== DO THIS ==
All of the data should be output character for character, except the pictures.

━━━━━ DATA LINES ━━━━━

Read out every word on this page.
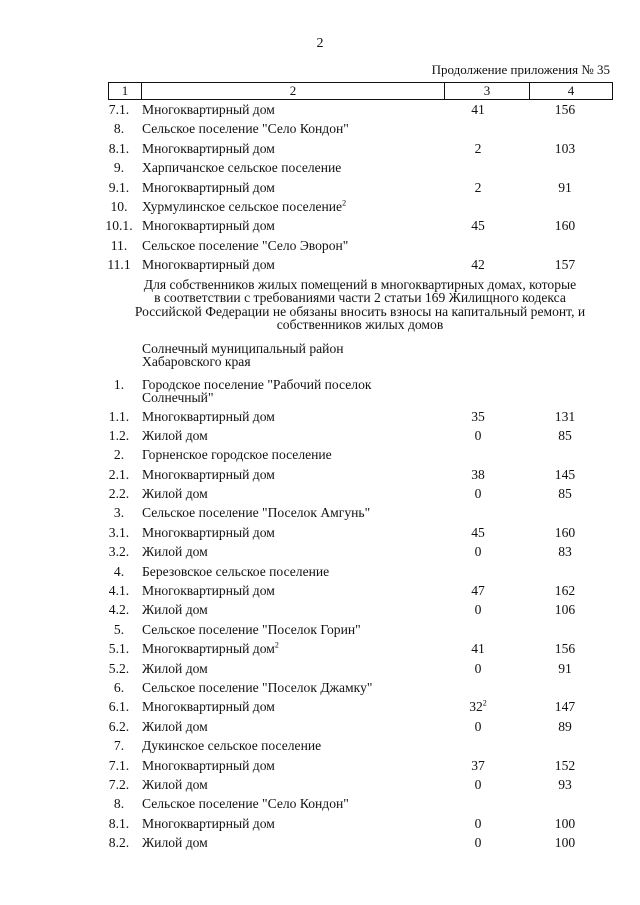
2
Продолжение приложения № 35
1	2	3	4
7.1. Многоквартирный дом	41	156
8.	Сельское поселение "Село Кондон"
8.1. Многоквартирный дом	2	103
9.	Харпичанское сельское поселение
9.1. Многоквартирный дом	2	91
10.	Хурмулинское сельское поселение$^2$
10.1. Многоквартирный дом	45	160
11.	Сельское поселение "Село Эворон"
11.1 Многоквартирный дом	42	157
Для собственников жилых помещений в многоквартирных домах, которые
в соответствии с требованиями части 2 статьи 169 Жилищного кодекса
Российской Федерации не обязаны вносить взносы на капитальный ремонт, и
собственников жилых домов
Солнечный муниципальный район
Хабаровского края
1.	Городское поселение "Рабочий поселок
Солнечный"
1.1. Многоквартирный дом	35	131
1.2. Жилой дом	0	85
2.	Горненское городское поселение
2.1. Многоквартирный дом	38	145
2.2. Жилой дом	0	85
3.	Сельское поселение "Поселок Амгунь"
3.1. Многоквартирный дом	45	160
3.2. Жилой дом	0	83
4.	Березовское сельское поселение
4.1. Многоквартирный дом	47	162
4.2. Жилой дом	0	106
5.	Сельское поселение "Поселок Горин"
5.1. Многоквартирный дом$^2$	41	156
5.2. Жилой дом	0	91
6.	Сельское поселение "Поселок Джамку"
6.1. Многоквартирный дом	$32^2$	147
6.2. Жилой дом	0	89
7.	Дукинское сельское поселение
7.1. Многоквартирный дом	37	152
7.2. Жилой дом	0	93
8.	Сельское поселение "Село Кондон"
8.1. Многоквартирный дом	0	100
8.2. Жилой дом	0	100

━━━━━

== SOLUTION ==
Read out every word on this page.
2
Продолжение приложения № 35
1	2	3	4
7.1. Многоквартирный дом	41	156
8.	Сельское поселение "Село Кондон"
8.1. Многоквартирный дом	2	103
9.	Харпичанское сельское поселение
9.1. Многоквартирный дом	2	91
10.	Хурмулинское сельское поселение$^2$
10.1. Многоквартирный дом	45	160
11.	Сельское поселение "Село Эворон"
11.1 Многоквартирный дом	42	157
Для собственников жилых помещений в многоквартирных домах, которые
в соответствии с требованиями части 2 статьи 169 Жилищного кодекса
Российской Федерации не обязаны вносить взносы на капитальный ремонт, и
собственников жилых домов
Солнечный муниципальный район
Хабаровского края
1.	Городское поселение "Рабочий поселок
Солнечный"
1.1. Многоквартирный дом	35	131
1.2. Жилой дом	0	85
2.	Горненское городское поселение
2.1. Многоквартирный дом	38	145
2.2. Жилой дом	0	85
3.	Сельское поселение "Поселок Амгунь"
3.1. Многоквартирный дом	45	160
3.2. Жилой дом	0	83
4.	Березовское сельское поселение
4.1. Многоквартирный дом	47	162
4.2. Жилой дом	0	106
5.	Сельское поселение "Поселок Горин"
5.1. Многоквартирный дом$^2$	41	156
5.2. Жилой дом	0	91
6.	Сельское поселение "Поселок Джамку"
6.1. Многоквартирный дом	$32^2$	147
6.2. Жилой дом	0	89
7.	Дукинское сельское поселение
7.1. Многоквартирный дом	37	152
7.2. Жилой дом	0	93
8.	Сельское поселение "Село Кондон"
8.1. Многоквартирный дом	0	100
8.2. Жилой дом	0	100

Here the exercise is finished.